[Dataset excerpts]

>> START

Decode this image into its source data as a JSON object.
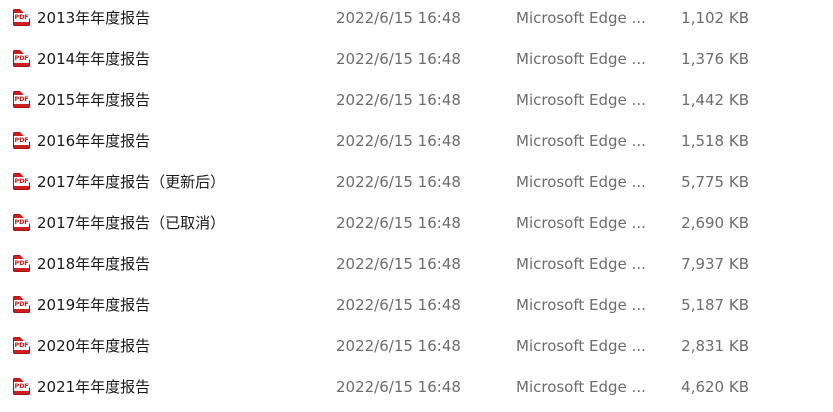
{
  "files": [
    {
      "name": "2013年年度报告",
      "date": "2022/6/15 16:48",
      "type": "Microsoft Edge ...",
      "size": "1,102 KB",
      "icon": "pdf-icon",
      "icon_label": "PDF"
    },
    {
      "name": "2014年年度报告",
      "date": "2022/6/15 16:48",
      "type": "Microsoft Edge ...",
      "size": "1,376 KB",
      "icon": "pdf-icon",
      "icon_label": "PDF"
    },
    {
      "name": "2015年年度报告",
      "date": "2022/6/15 16:48",
      "type": "Microsoft Edge ...",
      "size": "1,442 KB",
      "icon": "pdf-icon",
      "icon_label": "PDF"
    },
    {
      "name": "2016年年度报告",
      "date": "2022/6/15 16:48",
      "type": "Microsoft Edge ...",
      "size": "1,518 KB",
      "icon": "pdf-icon",
      "icon_label": "PDF"
    },
    {
      "name": "2017年年度报告（更新后）",
      "date": "2022/6/15 16:48",
      "type": "Microsoft Edge ...",
      "size": "5,775 KB",
      "icon": "pdf-icon",
      "icon_label": "PDF"
    },
    {
      "name": "2017年年度报告（已取消）",
      "date": "2022/6/15 16:48",
      "type": "Microsoft Edge ...",
      "size": "2,690 KB",
      "icon": "pdf-icon",
      "icon_label": "PDF"
    },
    {
      "name": "2018年年度报告",
      "date": "2022/6/15 16:48",
      "type": "Microsoft Edge ...",
      "size": "7,937 KB",
      "icon": "pdf-icon",
      "icon_label": "PDF"
    },
    {
      "name": "2019年年度报告",
      "date": "2022/6/15 16:48",
      "type": "Microsoft Edge ...",
      "size": "5,187 KB",
      "icon": "pdf-icon",
      "icon_label": "PDF"
    },
    {
      "name": "2020年年度报告",
      "date": "2022/6/15 16:48",
      "type": "Microsoft Edge ...",
      "size": "2,831 KB",
      "icon": "pdf-icon",
      "icon_label": "PDF"
    },
    {
      "name": "2021年年度报告",
      "date": "2022/6/15 16:48",
      "type": "Microsoft Edge ...",
      "size": "4,620 KB",
      "icon": "pdf-icon",
      "icon_label": "PDF"
    }
  ],
  "colors": {
    "pdf_red": "#cc1f1f",
    "name_text": "#1a1a1a",
    "detail_text": "#6d6d6d"
  }
}
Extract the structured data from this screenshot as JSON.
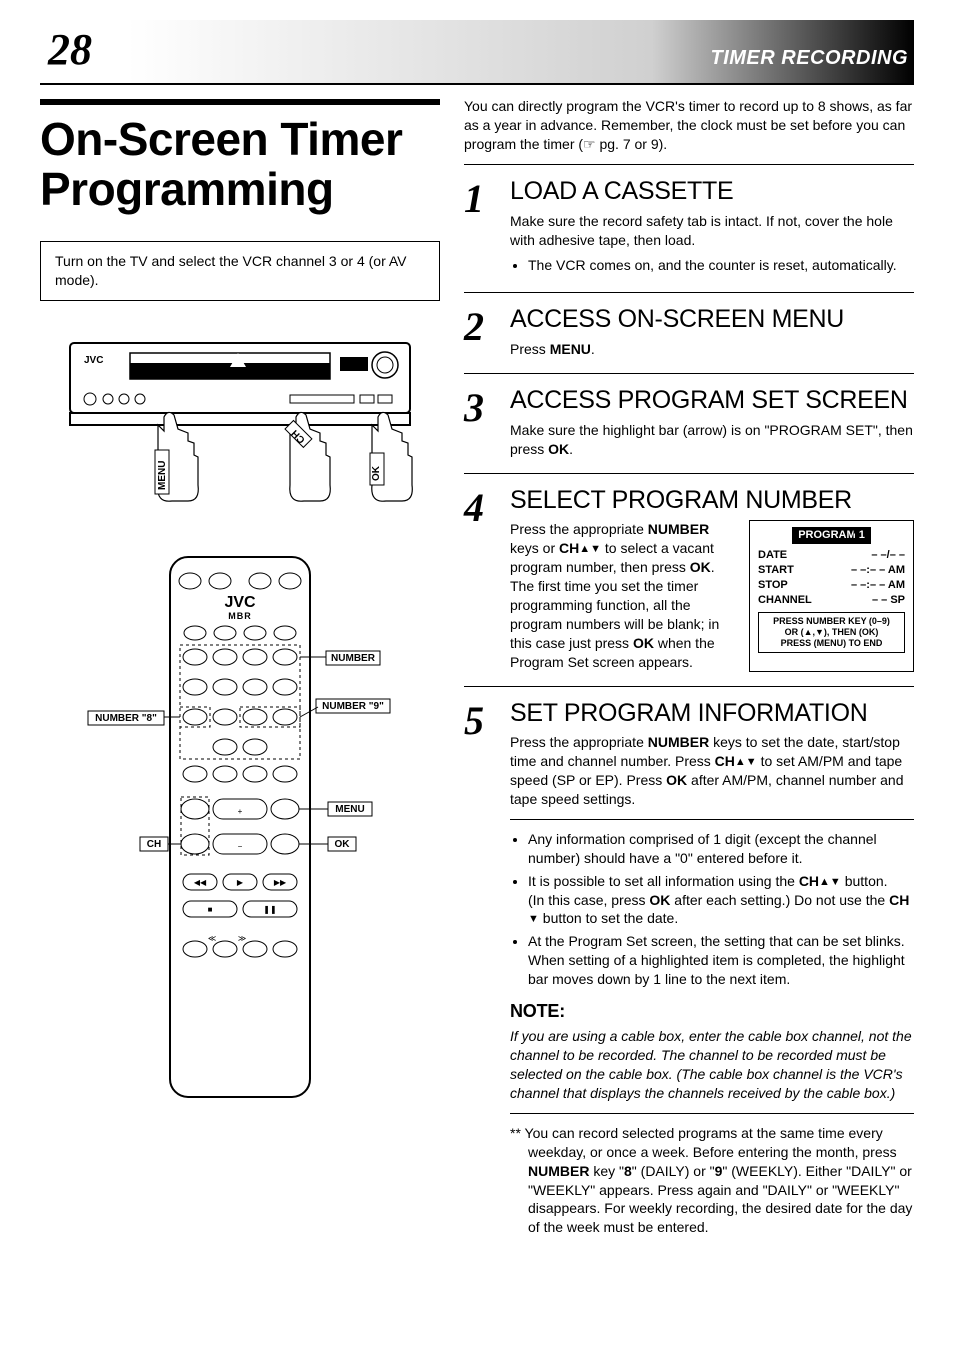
{
  "header": {
    "page_number": "28",
    "section": "TIMER RECORDING"
  },
  "main_title": "On-Screen Timer Programming",
  "intro_box": "Turn on the TV and select the VCR channel 3 or 4 (or AV mode).",
  "vcr_labels": {
    "menu": "MENU",
    "ch": "CH",
    "ok": "OK",
    "brand": "JVC"
  },
  "remote_labels": {
    "brand": "JVC",
    "mbr": "MBR",
    "number": "NUMBER",
    "number9": "NUMBER \"9\"",
    "number8": "NUMBER \"8\"",
    "menu": "MENU",
    "ch": "CH",
    "ok": "OK"
  },
  "right_intro": "You can directly program the VCR's timer to record up to 8 shows, as far as a year in advance. Remember, the clock must be set before you can program the timer (☞ pg. 7 or 9).",
  "steps": [
    {
      "num": "1",
      "title": "LOAD A CASSETTE",
      "body": "Make sure the record safety tab is intact. If not, cover the hole with adhesive tape, then load.",
      "bullets": [
        "The VCR comes on, and the counter is reset, automatically."
      ]
    },
    {
      "num": "2",
      "title": "ACCESS ON-SCREEN MENU",
      "body_pre": "Press ",
      "body_bold": "MENU",
      "body_post": "."
    },
    {
      "num": "3",
      "title": "ACCESS PROGRAM SET SCREEN",
      "body_pre": "Make sure the highlight bar (arrow) is on  \"PROGRAM SET\", then press ",
      "body_bold": "OK",
      "body_post": "."
    },
    {
      "num": "4",
      "title": "SELECT PROGRAM NUMBER",
      "body4_pre": "Press the appropriate ",
      "body4_b1": "NUMBER",
      "body4_mid1": " keys or ",
      "body4_b2": "CH",
      "body4_arrows": "▲▼",
      "body4_mid2": " to select a vacant program number, then press ",
      "body4_b3": "OK",
      "body4_mid3": ". The first time you set the timer programming function, all the program numbers will be blank; in this case just press ",
      "body4_b4": "OK",
      "body4_post": " when the Program Set screen appears.",
      "osd": {
        "program": "PROGRAM 1",
        "rows": [
          {
            "k": "DATE",
            "v": "– –/– –"
          },
          {
            "k": "START",
            "v": "– –:– – AM"
          },
          {
            "k": "STOP",
            "v": "– –:– – AM"
          },
          {
            "k": "CHANNEL",
            "v": "– – SP"
          }
        ],
        "hint1": "PRESS NUMBER KEY (0–9)",
        "hint2": "OR (▲,▼), THEN (OK)",
        "hint3": "PRESS (MENU) TO END"
      }
    },
    {
      "num": "5",
      "title": "SET PROGRAM INFORMATION",
      "body5_pre": "Press the appropriate ",
      "body5_b1": "NUMBER",
      "body5_mid1": " keys to set the date, start/stop time and channel number. Press ",
      "body5_b2": "CH",
      "body5_arrows": "▲▼",
      "body5_mid2": " to set AM/PM and tape speed (SP or EP). Press ",
      "body5_b3": "OK",
      "body5_post": " after AM/PM, channel number and tape speed settings.",
      "bullets5": [
        {
          "t1": "Any information comprised of 1 digit (except the channel number) should have a \"0\" entered before it."
        },
        {
          "t1_pre": "It is possible to set all information using the ",
          "t1_b": "CH",
          "t1_arr": "▲▼",
          "t1_mid": " button.\n(In this case, press ",
          "t1_b2": "OK",
          "t1_mid2": " after each setting.) Do not use the ",
          "t1_b3": "CH",
          "t1_arr2": " ▼",
          "t1_post": " button to set the date."
        },
        {
          "t1": "At the Program Set screen, the setting that can be set blinks. When setting of a highlighted item is completed, the highlight bar moves down by 1 line to the next item."
        }
      ]
    }
  ],
  "note": {
    "heading": "NOTE:",
    "body": "If you are using a cable box, enter the cable box channel, not the channel to be recorded. The channel to be recorded must be selected on the cable box. (The cable box channel is the VCR's channel that displays the channels received by the cable box.)"
  },
  "footnote_pre": "** You can record selected programs at the same time every weekday, or once a week. Before entering the month, press ",
  "footnote_b1": "NUMBER",
  "footnote_mid1": " key \"",
  "footnote_b2": "8",
  "footnote_mid2": "\" (DAILY) or \"",
  "footnote_b3": "9",
  "footnote_post": "\" (WEEKLY). Either \"DAILY\" or \"WEEKLY\" appears. Press again and \"DAILY\" or \"WEEKLY\" disappears. For weekly recording, the desired date for the day of the week must be entered."
}
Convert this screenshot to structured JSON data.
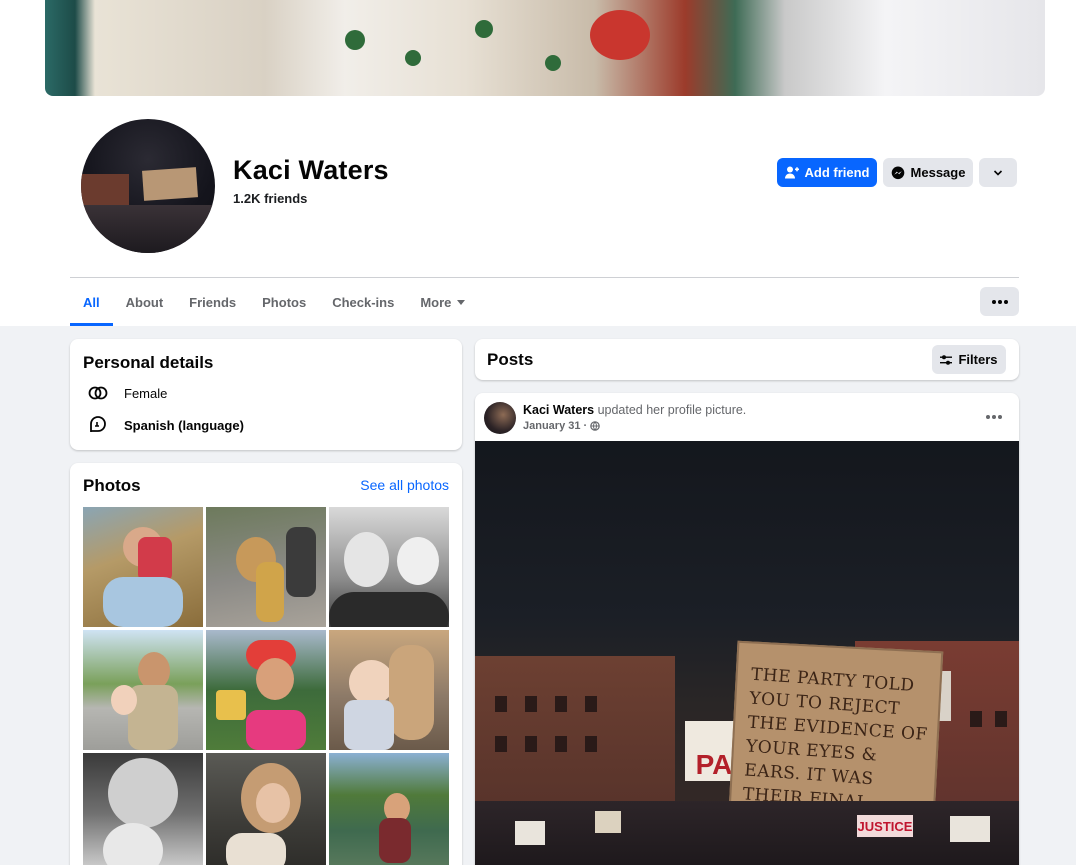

>> END

Go through the listing above and locate each line that holds the word "DAILY". Copy those lines.

Answer to this exercise
  "footnote_mid2": "\" (DAILY) or \"",
  "footnote_post": "\" (WEEKLY). Either \"DAILY\" or \"WEEKLY\" appears. Press again and \"DAILY\" or \"WEEKLY\" disappears. For weekly recording, the desired date for the day of the week must be entered."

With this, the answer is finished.